- TASK TO COMPLETE:
The lines below must be transcribed exactly as given, with the images removed.
+++
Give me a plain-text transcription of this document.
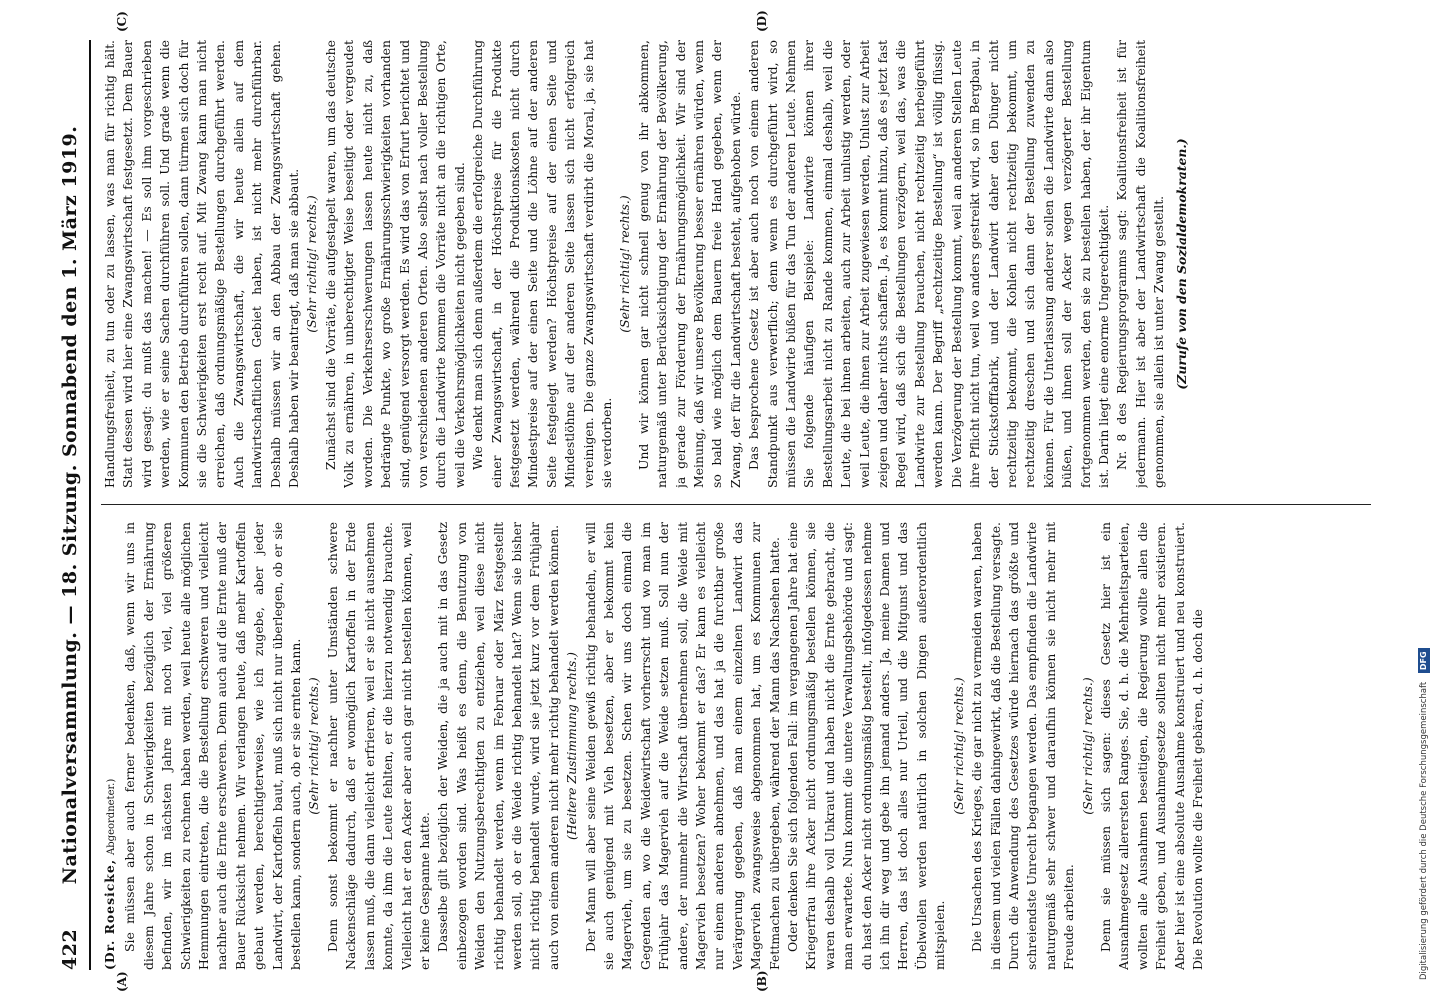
422
Nationalversammlung. — 18. Sitzung. Sonnabend den 1. März 1919.
(A)	(B)
(C)	(D)

(Dr. Roesicke, Abgeordneter.) Sie müssen aber auch ferner bedenken, daß, wenn wir uns in diesem Jahre schon in Schwierigkeiten bezüglich der Ernährung befinden, wir im nächsten Jahre mit noch viel, viel größeren Schwierigkeiten zu rechnen haben werden, weil heute alle möglichen Hemmungen eintreten, die die Bestellung erschweren und vielleicht nachher auch die Ernte erschweren. Denn auch auf die Ernte muß der Bauer Rücksicht nehmen. Wir verlangen heute, daß mehr Kartoffeln gebaut werden, berechtigterweise, wie ich zugebe, aber jeder Landwirt, der Kartoffeln baut, muß sich nicht nur überlegen, ob er sie bestellen kann, sondern auch, ob er sie ernten kann. (Sehr richtig! rechts.) Denn sonst bekommt er nachher unter Umständen schwere Nackenschläge dadurch, daß er womöglich Kartoffeln in der Erde lassen muß, die dann vielleicht erfrieren, weil er sie nicht ausnehmen konnte, da ihm die Leute fehlten, er die hierzu notwendig brauchte. Vielleicht hat er den Acker aber auch gar nicht bestellen können, weil er keine Gespanne hatte. Dasselbe gilt bezüglich der Weiden, die ja auch mit in das Gesetz einbezogen worden sind. Was heißt es denn, die Benutzung von Weiden den Nutzungsberechtigten zu entziehen, weil diese nicht richtig behandelt werden, wenn im Februar oder März festgestellt werden soll, ob er die Weide richtig behandelt hat? Wenn sie bisher nicht richtig behandelt wurde, wird sie jetzt kurz vor dem Frühjahr auch von einem anderen nicht mehr richtig behandelt werden können. (Heitere Zustimmung rechts.) Der Mann will aber seine Weiden gewiß richtig behandeln, er will sie auch genügend mit Vieh besetzen, aber er bekommt kein Magervieh, um sie zu besetzen. Schen wir uns doch einmal die Gegenden an, wo die Weidewirtschaft vorherrscht und wo man im Frühjahr das Magervieh auf die Weide setzen muß. Soll nun der andere, der nunmehr die Wirtschaft übernehmen soll, die Weide mit Magervieh besetzen? Woher bekommt er das? Er kann es vielleicht nur einem anderen abnehmen, und das hat ja die furchtbar große Verärgerung gegeben, daß man einem einzelnen Landwirt das Magervieh zwangsweise abgenommen hat, um es Kommunen zur Fettmachen zu übergeben, während der Mann das Nachsehen hatte. Oder denken Sie sich folgenden Fall: im vergangenen Jahre hat eine Kriegerfrau ihre Acker nicht ordnungsmäßig bestellen können, sie waren deshalb voll Unkraut und haben nicht die Ernte gebracht, die man erwartete. Nun kommt die untere Verwaltungsbehörde und sagt: du hast den Acker nicht ordnungsmäßig bestellt, infolgedessen nehme ich ihn dir weg und gebe ihn jemand anders. Ja, meine Damen und Herren, das ist doch alles nur Urteil, und die Mitgunst und das Übelwollen werden natürlich in solchen Dingen außerordentlich mitspielen.

(Sehr richtig! rechts.) Die Ursachen des Krieges, die gar nicht zu vermeiden waren, haben in diesem und vielen Fällen dahingewirkt, daß die Bestellung versagte. Durch die Anwendung des Gesetzes würde hiernach das größte und schreiendste Unrecht begangen werden. Das empfinden die Landwirte naturgemäß sehr schwer und daraufhin können sie nicht mehr mit Freude arbeiten.

(Sehr richtig! rechts.) Denn sie müssen sich sagen: dieses Gesetz hier ist ein Ausnahmegesetz allerersten Ranges. Sie, d. h. die Mehrheitsparteien, wollten alle Ausnahmen beseitigen, die Regierung wollte allen die Freiheit geben, und Ausnahmegesetze sollten nicht mehr existieren. Aber hier ist eine absolute Ausnahme konstruiert und neu konstruiert. Die Revolution wollte die Freiheit gebären, d. h. doch die

Handlungsfreiheit, zu tun oder zu lassen, was man für richtig hält. Statt dessen wird hier eine Zwangswirtschaft festgesetzt. Dem Bauer wird gesagt: du mußt das machen! — Es soll ihm vorgeschrieben werden, wie er seine Sachen durchführen soll. Und grade wenn die Kommunen den Betrieb durchführen sollen, dann türmen sich doch für sie die Schwierigkeiten erst recht auf. Mit Zwang kann man nicht erreichen, daß ordnungsmäßige Bestellungen durchgeführt werden. Auch die Zwangswirtschaft, die wir heute allein auf dem landwirtschaftlichen Gebiet haben, ist nicht mehr durchführbar. Deshalb müssen wir an den Abbau der Zwangswirtschaft gehen. Deshalb haben wir beantragt, daß man sie abbaut. (Sehr richtig! rechts.) Zunächst sind die Vorräte, die aufgestapelt waren, um das deutsche Volk zu ernähren, in unberechtigter Weise beseitigt oder vergeudet worden. Die Verkehrserschwerungen lassen heute nicht zu, daß bedrängte Punkte, wo große Ernährungsschwierigkeiten vorhanden sind, genügend versorgt werden. Es wird das von Erfurt berichtet und von verschiedenen anderen Orten. Also selbst nach voller Bestellung durch die Landwirte kommen die Vorräte nicht an die richtigen Orte, weil die Verkehrsmöglichkeiten nicht gegeben sind. Wie denkt man sich denn außerdem die erfolgreiche Durchführung einer Zwangswirtschaft, in der Höchstpreise für die Produkte festgesetzt werden, während die Produktionskosten nicht durch Mindestpreise auf der einen Seite und die Löhne auf der anderen Seite festgelegt werden? Höchstpreise auf der einen Seite und Mindestlöhne auf der anderen Seite lassen sich nicht erfolgreich vereinigen. Die ganze Zwangswirtschaft verdirbt die Moral, ja, sie hat sie verdorben.

(Sehr richtig! rechts.) Und wir können gar nicht schnell genug von ihr abkommen, naturgemäß unter Berücksichtigung der Ernährung der Bevölkerung, ja gerade zur Förderung der Ernährungsmöglichkeit. Wir sind der Meinung, daß wir unsere Bevölkerung besser ernähren würden, wenn so bald wie möglich dem Bauern freie Hand gegeben, wenn der Zwang, der für die Landwirtschaft besteht, aufgehoben würde. Das besprochene Gesetz ist aber auch noch von einem anderen Standpunkt aus verwerflich; denn wenn es durchgeführt wird, so müssen die Landwirte büßen für das Tun der anderen Leute. Nehmen Sie folgende häufigen Beispiele: Landwirte können ihrer Bestellungsarbeit nicht zu Rande kommen, einmal deshalb, weil die Leute, die bei ihnen arbeiten, auch zur Arbeit unlustig werden, oder weil Leute, die ihnen zur Arbeit zugewiesen werden, Unlust zur Arbeit zeigen und daher nichts schaffen. Ja, es kommt hinzu, daß es jetzt fast Regel wird, daß sich die Bestellungen verzögern, weil das, was die Landwirte zur Bestellung brauchen, nicht rechtzeitig herbeigeführt werden kann. Der Begriff „rechtzeitige Bestellung“ ist völlig flüssig. Die Verzögerung der Bestellung kommt, weil an anderen Stellen Leute ihre Pflicht nicht tun, weil wo anders gestreikt wird, so im Bergbau, in der Stickstofffabrik, und der Landwirt daher den Dünger nicht rechtzeitig bekommt, die Kohlen nicht rechtzeitig bekommt, um rechtzeitig dreschen und sich dann der Bestellung zuwenden zu können. Für die Unterlassung anderer sollen die Landwirte dann also büßen, und ihnen soll der Acker wegen verzögerter Bestellung fortgenommen werden, den sie zu bestellen haben, der ihr Eigentum ist. Darin liegt eine enorme Ungerechtigkeit. Nr. 8 des Regierungsprogramms sagt: Koalitionsfreiheit ist für jedermann. Hier ist aber der Landwirtschaft die Koalitionsfreiheit genommen, sie allein ist unter Zwang gestellt. (Zurufe von den Sozialdemokraten.)

Digitalisierung gefördert durch die Deutsche Forschungsgemeinschaft DFG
+++
- RESPONSE TO THE TASK:
Give me a plain-text transcription of this document.
422
Nationalversammlung. — 18. Sitzung. Sonnabend den 1. März 1919.
(A)	(B)
(C)	(D)

(Dr. Roesicke, Abgeordneter.) Sie müssen aber auch ferner bedenken, daß, wenn wir uns in diesem Jahre schon in Schwierigkeiten bezüglich der Ernährung befinden, wir im nächsten Jahre mit noch viel, viel größeren Schwierigkeiten zu rechnen haben werden, weil heute alle möglichen Hemmungen eintreten, die die Bestellung erschweren und vielleicht nachher auch die Ernte erschweren. Denn auch auf die Ernte muß der Bauer Rücksicht nehmen. Wir verlangen heute, daß mehr Kartoffeln gebaut werden, berechtigterweise, wie ich zugebe, aber jeder Landwirt, der Kartoffeln baut, muß sich nicht nur überlegen, ob er sie bestellen kann, sondern auch, ob er sie ernten kann. (Sehr richtig! rechts.) Denn sonst bekommt er nachher unter Umständen schwere Nackenschläge dadurch, daß er womöglich Kartoffeln in der Erde lassen muß, die dann vielleicht erfrieren, weil er sie nicht ausnehmen konnte, da ihm die Leute fehlten, er die hierzu notwendig brauchte. Vielleicht hat er den Acker aber auch gar nicht bestellen können, weil er keine Gespanne hatte. Dasselbe gilt bezüglich der Weiden, die ja auch mit in das Gesetz einbezogen worden sind. Was heißt es denn, die Benutzung von Weiden den Nutzungsberechtigten zu entziehen, weil diese nicht richtig behandelt werden, wenn im Februar oder März festgestellt werden soll, ob er die Weide richtig behandelt hat? Wenn sie bisher nicht richtig behandelt wurde, wird sie jetzt kurz vor dem Frühjahr auch von einem anderen nicht mehr richtig behandelt werden können. (Heitere Zustimmung rechts.) Der Mann will aber seine Weiden gewiß richtig behandeln, er will sie auch genügend mit Vieh besetzen, aber er bekommt kein Magervieh, um sie zu besetzen. Schen wir uns doch einmal die Gegenden an, wo die Weidewirtschaft vorherrscht und wo man im Frühjahr das Magervieh auf die Weide setzen muß. Soll nun der andere, der nunmehr die Wirtschaft übernehmen soll, die Weide mit Magervieh besetzen? Woher bekommt er das? Er kann es vielleicht nur einem anderen abnehmen, und das hat ja die furchtbar große Verärgerung gegeben, daß man einem einzelnen Landwirt das Magervieh zwangsweise abgenommen hat, um es Kommunen zur Fettmachen zu übergeben, während der Mann das Nachsehen hatte. Oder denken Sie sich folgenden Fall: im vergangenen Jahre hat eine Kriegerfrau ihre Acker nicht ordnungsmäßig bestellen können, sie waren deshalb voll Unkraut und haben nicht die Ernte gebracht, die man erwartete. Nun kommt die untere Verwaltungsbehörde und sagt: du hast den Acker nicht ordnungsmäßig bestellt, infolgedessen nehme ich ihn dir weg und gebe ihn jemand anders. Ja, meine Damen und Herren, das ist doch alles nur Urteil, und die Mitgunst und das Übelwollen werden natürlich in solchen Dingen außerordentlich mitspielen.

(Sehr richtig! rechts.) Die Ursachen des Krieges, die gar nicht zu vermeiden waren, haben in diesem und vielen Fällen dahingewirkt, daß die Bestellung versagte. Durch die Anwendung des Gesetzes würde hiernach das größte und schreiendste Unrecht begangen werden. Das empfinden die Landwirte naturgemäß sehr schwer und daraufhin können sie nicht mehr mit Freude arbeiten.

(Sehr richtig! rechts.) Denn sie müssen sich sagen: dieses Gesetz hier ist ein Ausnahmegesetz allerersten Ranges. Sie, d. h. die Mehrheitsparteien, wollten alle Ausnahmen beseitigen, die Regierung wollte allen die Freiheit geben, und Ausnahmegesetze sollten nicht mehr existieren. Aber hier ist eine absolute Ausnahme konstruiert und neu konstruiert. Die Revolution wollte die Freiheit gebären, d. h. doch die

Handlungsfreiheit, zu tun oder zu lassen, was man für richtig hält. Statt dessen wird hier eine Zwangswirtschaft festgesetzt. Dem Bauer wird gesagt: du mußt das machen! — Es soll ihm vorgeschrieben werden, wie er seine Sachen durchführen soll. Und grade wenn die Kommunen den Betrieb durchführen sollen, dann türmen sich doch für sie die Schwierigkeiten erst recht auf. Mit Zwang kann man nicht erreichen, daß ordnungsmäßige Bestellungen durchgeführt werden. Auch die Zwangswirtschaft, die wir heute allein auf dem landwirtschaftlichen Gebiet haben, ist nicht mehr durchführbar. Deshalb müssen wir an den Abbau der Zwangswirtschaft gehen. Deshalb haben wir beantragt, daß man sie abbaut. (Sehr richtig! rechts.) Zunächst sind die Vorräte, die aufgestapelt waren, um das deutsche Volk zu ernähren, in unberechtigter Weise beseitigt oder vergeudet worden. Die Verkehrserschwerungen lassen heute nicht zu, daß bedrängte Punkte, wo große Ernährungsschwierigkeiten vorhanden sind, genügend versorgt werden. Es wird das von Erfurt berichtet und von verschiedenen anderen Orten. Also selbst nach voller Bestellung durch die Landwirte kommen die Vorräte nicht an die richtigen Orte, weil die Verkehrsmöglichkeiten nicht gegeben sind. Wie denkt man sich denn außerdem die erfolgreiche Durchführung einer Zwangswirtschaft, in der Höchstpreise für die Produkte festgesetzt werden, während die Produktionskosten nicht durch Mindestpreise auf der einen Seite und die Löhne auf der anderen Seite festgelegt werden? Höchstpreise auf der einen Seite und Mindestlöhne auf der anderen Seite lassen sich nicht erfolgreich vereinigen. Die ganze Zwangswirtschaft verdirbt die Moral, ja, sie hat sie verdorben.

(Sehr richtig! rechts.) Und wir können gar nicht schnell genug von ihr abkommen, naturgemäß unter Berücksichtigung der Ernährung der Bevölkerung, ja gerade zur Förderung der Ernährungsmöglichkeit. Wir sind der Meinung, daß wir unsere Bevölkerung besser ernähren würden, wenn so bald wie möglich dem Bauern freie Hand gegeben, wenn der Zwang, der für die Landwirtschaft besteht, aufgehoben würde. Das besprochene Gesetz ist aber auch noch von einem anderen Standpunkt aus verwerflich; denn wenn es durchgeführt wird, so müssen die Landwirte büßen für das Tun der anderen Leute. Nehmen Sie folgende häufigen Beispiele: Landwirte können ihrer Bestellungsarbeit nicht zu Rande kommen, einmal deshalb, weil die Leute, die bei ihnen arbeiten, auch zur Arbeit unlustig werden, oder weil Leute, die ihnen zur Arbeit zugewiesen werden, Unlust zur Arbeit zeigen und daher nichts schaffen. Ja, es kommt hinzu, daß es jetzt fast Regel wird, daß sich die Bestellungen verzögern, weil das, was die Landwirte zur Bestellung brauchen, nicht rechtzeitig herbeigeführt werden kann. Der Begriff „rechtzeitige Bestellung“ ist völlig flüssig. Die Verzögerung der Bestellung kommt, weil an anderen Stellen Leute ihre Pflicht nicht tun, weil wo anders gestreikt wird, so im Bergbau, in der Stickstofffabrik, und der Landwirt daher den Dünger nicht rechtzeitig bekommt, die Kohlen nicht rechtzeitig bekommt, um rechtzeitig dreschen und sich dann der Bestellung zuwenden zu können. Für die Unterlassung anderer sollen die Landwirte dann also büßen, und ihnen soll der Acker wegen verzögerter Bestellung fortgenommen werden, den sie zu bestellen haben, der ihr Eigentum ist. Darin liegt eine enorme Ungerechtigkeit. Nr. 8 des Regierungsprogramms sagt: Koalitionsfreiheit ist für jedermann. Hier ist aber der Landwirtschaft die Koalitionsfreiheit genommen, sie allein ist unter Zwang gestellt. (Zurufe von den Sozialdemokraten.)

Digitalisierung gefördert durch die Deutsche Forschungsgemeinschaft DFG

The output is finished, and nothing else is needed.